**EXERCISE PROMPT**
Output every line of the data exactly as it appears.

(Extracts from a graphics dataset)
------------
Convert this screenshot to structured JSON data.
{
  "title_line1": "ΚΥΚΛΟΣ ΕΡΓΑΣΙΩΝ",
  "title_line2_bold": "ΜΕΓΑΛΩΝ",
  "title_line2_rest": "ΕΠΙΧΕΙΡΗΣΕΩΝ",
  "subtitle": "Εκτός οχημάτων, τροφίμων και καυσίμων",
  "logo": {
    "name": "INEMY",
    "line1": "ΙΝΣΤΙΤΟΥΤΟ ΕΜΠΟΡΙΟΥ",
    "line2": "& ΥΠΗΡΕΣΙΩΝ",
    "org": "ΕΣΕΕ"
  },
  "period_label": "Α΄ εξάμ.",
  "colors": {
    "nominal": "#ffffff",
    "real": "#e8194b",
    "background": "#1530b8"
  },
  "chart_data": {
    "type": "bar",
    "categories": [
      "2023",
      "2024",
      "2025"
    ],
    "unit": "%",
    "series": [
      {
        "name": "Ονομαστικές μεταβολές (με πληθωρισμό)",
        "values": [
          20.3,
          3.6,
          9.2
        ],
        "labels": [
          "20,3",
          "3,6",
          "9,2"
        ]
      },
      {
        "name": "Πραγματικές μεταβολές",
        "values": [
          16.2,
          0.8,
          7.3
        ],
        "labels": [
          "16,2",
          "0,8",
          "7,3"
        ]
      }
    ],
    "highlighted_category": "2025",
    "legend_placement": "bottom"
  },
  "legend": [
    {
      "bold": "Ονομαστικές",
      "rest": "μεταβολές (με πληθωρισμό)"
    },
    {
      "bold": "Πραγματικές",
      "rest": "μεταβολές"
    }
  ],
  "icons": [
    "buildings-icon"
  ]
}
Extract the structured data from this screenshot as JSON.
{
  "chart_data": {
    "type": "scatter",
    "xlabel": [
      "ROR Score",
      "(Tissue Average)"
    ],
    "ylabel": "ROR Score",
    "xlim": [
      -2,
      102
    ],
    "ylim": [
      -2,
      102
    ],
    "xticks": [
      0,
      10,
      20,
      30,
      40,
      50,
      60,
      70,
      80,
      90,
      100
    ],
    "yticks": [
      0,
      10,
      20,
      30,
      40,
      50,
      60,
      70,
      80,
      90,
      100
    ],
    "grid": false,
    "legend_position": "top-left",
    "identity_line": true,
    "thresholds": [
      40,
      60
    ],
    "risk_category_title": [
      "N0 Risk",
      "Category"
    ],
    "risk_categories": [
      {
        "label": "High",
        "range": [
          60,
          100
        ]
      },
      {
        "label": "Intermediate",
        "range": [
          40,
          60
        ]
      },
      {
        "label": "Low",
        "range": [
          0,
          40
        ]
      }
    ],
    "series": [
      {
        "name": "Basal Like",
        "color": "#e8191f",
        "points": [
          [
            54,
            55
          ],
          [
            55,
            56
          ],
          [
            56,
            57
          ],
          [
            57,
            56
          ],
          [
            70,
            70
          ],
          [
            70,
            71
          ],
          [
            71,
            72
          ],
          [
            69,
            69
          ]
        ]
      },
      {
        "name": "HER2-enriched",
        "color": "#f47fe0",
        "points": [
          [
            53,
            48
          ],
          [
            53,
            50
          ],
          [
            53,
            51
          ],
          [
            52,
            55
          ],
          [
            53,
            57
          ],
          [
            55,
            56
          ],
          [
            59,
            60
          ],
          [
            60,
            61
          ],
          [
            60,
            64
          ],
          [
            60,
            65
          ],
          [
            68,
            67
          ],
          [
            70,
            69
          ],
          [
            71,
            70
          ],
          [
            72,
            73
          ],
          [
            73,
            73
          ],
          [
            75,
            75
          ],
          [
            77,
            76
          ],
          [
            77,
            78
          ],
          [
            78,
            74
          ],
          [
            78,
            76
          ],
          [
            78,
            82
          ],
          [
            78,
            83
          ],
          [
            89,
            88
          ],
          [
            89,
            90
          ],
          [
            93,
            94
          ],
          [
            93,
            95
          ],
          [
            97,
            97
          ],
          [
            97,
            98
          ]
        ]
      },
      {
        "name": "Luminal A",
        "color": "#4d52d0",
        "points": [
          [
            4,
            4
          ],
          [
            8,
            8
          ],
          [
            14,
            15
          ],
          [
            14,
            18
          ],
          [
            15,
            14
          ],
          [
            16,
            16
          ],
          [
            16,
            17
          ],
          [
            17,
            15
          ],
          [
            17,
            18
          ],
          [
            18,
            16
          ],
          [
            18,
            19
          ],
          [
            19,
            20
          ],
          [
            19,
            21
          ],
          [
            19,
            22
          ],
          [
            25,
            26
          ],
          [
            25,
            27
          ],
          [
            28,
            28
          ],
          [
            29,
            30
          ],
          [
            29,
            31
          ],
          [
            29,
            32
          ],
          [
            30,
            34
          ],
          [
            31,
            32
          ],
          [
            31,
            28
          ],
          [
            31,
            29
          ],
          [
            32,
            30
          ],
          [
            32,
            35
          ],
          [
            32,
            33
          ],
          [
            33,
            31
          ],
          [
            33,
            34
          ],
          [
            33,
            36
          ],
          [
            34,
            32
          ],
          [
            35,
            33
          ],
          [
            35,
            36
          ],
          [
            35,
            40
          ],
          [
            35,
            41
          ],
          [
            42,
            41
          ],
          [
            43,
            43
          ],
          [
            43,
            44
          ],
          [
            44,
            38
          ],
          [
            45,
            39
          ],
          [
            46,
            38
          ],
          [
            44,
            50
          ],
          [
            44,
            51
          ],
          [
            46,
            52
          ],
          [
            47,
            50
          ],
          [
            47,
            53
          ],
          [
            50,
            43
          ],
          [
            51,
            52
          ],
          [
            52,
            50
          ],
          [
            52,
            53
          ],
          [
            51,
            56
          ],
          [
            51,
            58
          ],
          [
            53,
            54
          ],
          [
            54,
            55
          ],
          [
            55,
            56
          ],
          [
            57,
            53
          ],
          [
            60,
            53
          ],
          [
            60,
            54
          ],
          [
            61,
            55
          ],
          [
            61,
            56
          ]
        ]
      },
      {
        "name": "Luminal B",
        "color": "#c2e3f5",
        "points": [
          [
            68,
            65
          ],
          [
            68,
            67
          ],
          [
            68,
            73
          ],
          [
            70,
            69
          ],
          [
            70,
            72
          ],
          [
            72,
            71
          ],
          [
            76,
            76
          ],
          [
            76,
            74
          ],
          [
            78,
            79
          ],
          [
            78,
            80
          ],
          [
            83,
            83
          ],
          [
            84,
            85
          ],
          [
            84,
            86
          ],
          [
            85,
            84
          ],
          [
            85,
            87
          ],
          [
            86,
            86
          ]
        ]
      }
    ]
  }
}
------------
**RESULT OF THE TASK**
Convert this screenshot to structured JSON data.
{
  "title_line1": "ΚΥΚΛΟΣ ΕΡΓΑΣΙΩΝ",
  "title_line2_bold": "ΜΕΓΑΛΩΝ",
  "title_line2_rest": "ΕΠΙΧΕΙΡΗΣΕΩΝ",
  "subtitle": "Εκτός οχημάτων, τροφίμων και καυσίμων",
  "logo": {
    "name": "INEMY",
    "line1": "ΙΝΣΤΙΤΟΥΤΟ ΕΜΠΟΡΙΟΥ",
    "line2": "& ΥΠΗΡΕΣΙΩΝ",
    "org": "ΕΣΕΕ"
  },
  "period_label": "Α΄ εξάμ.",
  "colors": {
    "nominal": "#ffffff",
    "real": "#e8194b",
    "background": "#1530b8"
  },
  "chart_data": {
    "type": "bar",
    "categories": [
      "2023",
      "2024",
      "2025"
    ],
    "unit": "%",
    "series": [
      {
        "name": "Ονομαστικές μεταβολές (με πληθωρισμό)",
        "values": [
          20.3,
          3.6,
          9.2
        ],
        "labels": [
          "20,3",
          "3,6",
          "9,2"
        ]
      },
      {
        "name": "Πραγματικές μεταβολές",
        "values": [
          16.2,
          0.8,
          7.3
        ],
        "labels": [
          "16,2",
          "0,8",
          "7,3"
        ]
      }
    ],
    "highlighted_category": "2025",
    "legend_placement": "bottom"
  },
  "legend": [
    {
      "bold": "Ονομαστικές",
      "rest": "μεταβολές (με πληθωρισμό)"
    },
    {
      "bold": "Πραγματικές",
      "rest": "μεταβολές"
    }
  ],
  "icons": [
    "buildings-icon"
  ]
}
Extract the structured data from this screenshot as JSON.
{
  "chart_data": {
    "type": "scatter",
    "xlabel": [
      "ROR Score",
      "(Tissue Average)"
    ],
    "ylabel": "ROR Score",
    "xlim": [
      -2,
      102
    ],
    "ylim": [
      -2,
      102
    ],
    "xticks": [
      0,
      10,
      20,
      30,
      40,
      50,
      60,
      70,
      80,
      90,
      100
    ],
    "yticks": [
      0,
      10,
      20,
      30,
      40,
      50,
      60,
      70,
      80,
      90,
      100
    ],
    "grid": false,
    "legend_position": "top-left",
    "identity_line": true,
    "thresholds": [
      40,
      60
    ],
    "risk_category_title": [
      "N0 Risk",
      "Category"
    ],
    "risk_categories": [
      {
        "label": "High",
        "range": [
          60,
          100
        ]
      },
      {
        "label": "Intermediate",
        "range": [
          40,
          60
        ]
      },
      {
        "label": "Low",
        "range": [
          0,
          40
        ]
      }
    ],
    "series": [
      {
        "name": "Basal Like",
        "color": "#e8191f",
        "points": [
          [
            54,
            55
          ],
          [
            55,
            56
          ],
          [
            56,
            57
          ],
          [
            57,
            56
          ],
          [
            70,
            70
          ],
          [
            70,
            71
          ],
          [
            71,
            72
          ],
          [
            69,
            69
          ]
        ]
      },
      {
        "name": "HER2-enriched",
        "color": "#f47fe0",
        "points": [
          [
            53,
            48
          ],
          [
            53,
            50
          ],
          [
            53,
            51
          ],
          [
            52,
            55
          ],
          [
            53,
            57
          ],
          [
            55,
            56
          ],
          [
            59,
            60
          ],
          [
            60,
            61
          ],
          [
            60,
            64
          ],
          [
            60,
            65
          ],
          [
            68,
            67
          ],
          [
            70,
            69
          ],
          [
            71,
            70
          ],
          [
            72,
            73
          ],
          [
            73,
            73
          ],
          [
            75,
            75
          ],
          [
            77,
            76
          ],
          [
            77,
            78
          ],
          [
            78,
            74
          ],
          [
            78,
            76
          ],
          [
            78,
            82
          ],
          [
            78,
            83
          ],
          [
            89,
            88
          ],
          [
            89,
            90
          ],
          [
            93,
            94
          ],
          [
            93,
            95
          ],
          [
            97,
            97
          ],
          [
            97,
            98
          ]
        ]
      },
      {
        "name": "Luminal A",
        "color": "#4d52d0",
        "points": [
          [
            4,
            4
          ],
          [
            8,
            8
          ],
          [
            14,
            15
          ],
          [
            14,
            18
          ],
          [
            15,
            14
          ],
          [
            16,
            16
          ],
          [
            16,
            17
          ],
          [
            17,
            15
          ],
          [
            17,
            18
          ],
          [
            18,
            16
          ],
          [
            18,
            19
          ],
          [
            19,
            20
          ],
          [
            19,
            21
          ],
          [
            19,
            22
          ],
          [
            25,
            26
          ],
          [
            25,
            27
          ],
          [
            28,
            28
          ],
          [
            29,
            30
          ],
          [
            29,
            31
          ],
          [
            29,
            32
          ],
          [
            30,
            34
          ],
          [
            31,
            32
          ],
          [
            31,
            28
          ],
          [
            31,
            29
          ],
          [
            32,
            30
          ],
          [
            32,
            35
          ],
          [
            32,
            33
          ],
          [
            33,
            31
          ],
          [
            33,
            34
          ],
          [
            33,
            36
          ],
          [
            34,
            32
          ],
          [
            35,
            33
          ],
          [
            35,
            36
          ],
          [
            35,
            40
          ],
          [
            35,
            41
          ],
          [
            42,
            41
          ],
          [
            43,
            43
          ],
          [
            43,
            44
          ],
          [
            44,
            38
          ],
          [
            45,
            39
          ],
          [
            46,
            38
          ],
          [
            44,
            50
          ],
          [
            44,
            51
          ],
          [
            46,
            52
          ],
          [
            47,
            50
          ],
          [
            47,
            53
          ],
          [
            50,
            43
          ],
          [
            51,
            52
          ],
          [
            52,
            50
          ],
          [
            52,
            53
          ],
          [
            51,
            56
          ],
          [
            51,
            58
          ],
          [
            53,
            54
          ],
          [
            54,
            55
          ],
          [
            55,
            56
          ],
          [
            57,
            53
          ],
          [
            60,
            53
          ],
          [
            60,
            54
          ],
          [
            61,
            55
          ],
          [
            61,
            56
          ]
        ]
      },
      {
        "name": "Luminal B",
        "color": "#c2e3f5",
        "points": [
          [
            68,
            65
          ],
          [
            68,
            67
          ],
          [
            68,
            73
          ],
          [
            70,
            69
          ],
          [
            70,
            72
          ],
          [
            72,
            71
          ],
          [
            76,
            76
          ],
          [
            76,
            74
          ],
          [
            78,
            79
          ],
          [
            78,
            80
          ],
          [
            83,
            83
          ],
          [
            84,
            85
          ],
          [
            84,
            86
          ],
          [
            85,
            84
          ],
          [
            85,
            87
          ],
          [
            86,
            86
          ]
        ]
      }
    ]
  }
}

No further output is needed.